■ **PROBLEM TO SOLVE**:
Restate the entries below word for word, omitting nothing.

-- Start of MATERIAL --

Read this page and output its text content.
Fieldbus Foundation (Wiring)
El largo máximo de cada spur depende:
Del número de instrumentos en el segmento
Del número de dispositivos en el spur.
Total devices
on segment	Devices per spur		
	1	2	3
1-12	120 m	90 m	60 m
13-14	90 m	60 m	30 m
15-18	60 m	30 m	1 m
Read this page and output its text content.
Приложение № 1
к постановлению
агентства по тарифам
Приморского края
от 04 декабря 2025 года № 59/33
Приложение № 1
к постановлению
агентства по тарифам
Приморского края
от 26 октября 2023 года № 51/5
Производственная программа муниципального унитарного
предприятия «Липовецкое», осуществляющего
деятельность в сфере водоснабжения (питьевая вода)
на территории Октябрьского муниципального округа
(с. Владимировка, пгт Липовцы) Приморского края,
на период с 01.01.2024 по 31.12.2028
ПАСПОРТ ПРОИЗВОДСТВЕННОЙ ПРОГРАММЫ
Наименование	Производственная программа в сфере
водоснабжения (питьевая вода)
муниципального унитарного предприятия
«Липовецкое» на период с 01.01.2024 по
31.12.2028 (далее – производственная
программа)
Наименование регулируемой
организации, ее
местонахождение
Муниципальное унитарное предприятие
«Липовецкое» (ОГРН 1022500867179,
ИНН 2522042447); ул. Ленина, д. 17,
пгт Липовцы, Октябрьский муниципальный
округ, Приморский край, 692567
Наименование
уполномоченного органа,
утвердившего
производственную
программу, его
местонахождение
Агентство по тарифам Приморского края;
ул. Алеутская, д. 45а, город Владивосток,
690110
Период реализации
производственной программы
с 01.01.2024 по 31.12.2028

-- End of MATERIAL --

■ **FINISHED EXERCISE**:
Read this page and output its text content.
Fieldbus Foundation (Wiring)
El largo máximo de cada spur depende:
Del número de instrumentos en el segmento
Del número de dispositivos en el spur.
Total devices
on segment	Devices per spur		
	1	2	3
1-12	120 m	90 m	60 m
13-14	90 m	60 m	30 m
15-18	60 m	30 m	1 m
Read this page and output its text content.
Приложение № 1
к постановлению
агентства по тарифам
Приморского края
от 04 декабря 2025 года № 59/33
Приложение № 1
к постановлению
агентства по тарифам
Приморского края
от 26 октября 2023 года № 51/5
Производственная программа муниципального унитарного
предприятия «Липовецкое», осуществляющего
деятельность в сфере водоснабжения (питьевая вода)
на территории Октябрьского муниципального округа
(с. Владимировка, пгт Липовцы) Приморского края,
на период с 01.01.2024 по 31.12.2028
ПАСПОРТ ПРОИЗВОДСТВЕННОЙ ПРОГРАММЫ
Наименование	Производственная программа в сфере
водоснабжения (питьевая вода)
муниципального унитарного предприятия
«Липовецкое» на период с 01.01.2024 по
31.12.2028 (далее – производственная
программа)
Наименование регулируемой
организации, ее
местонахождение
Муниципальное унитарное предприятие
«Липовецкое» (ОГРН 1022500867179,
ИНН 2522042447); ул. Ленина, д. 17,
пгт Липовцы, Октябрьский муниципальный
округ, Приморский край, 692567
Наименование
уполномоченного органа,
утвердившего
производственную
программу, его
местонахождение
Агентство по тарифам Приморского края;
ул. Алеутская, д. 45а, город Владивосток,
690110
Период реализации
производственной программы
с 01.01.2024 по 31.12.2028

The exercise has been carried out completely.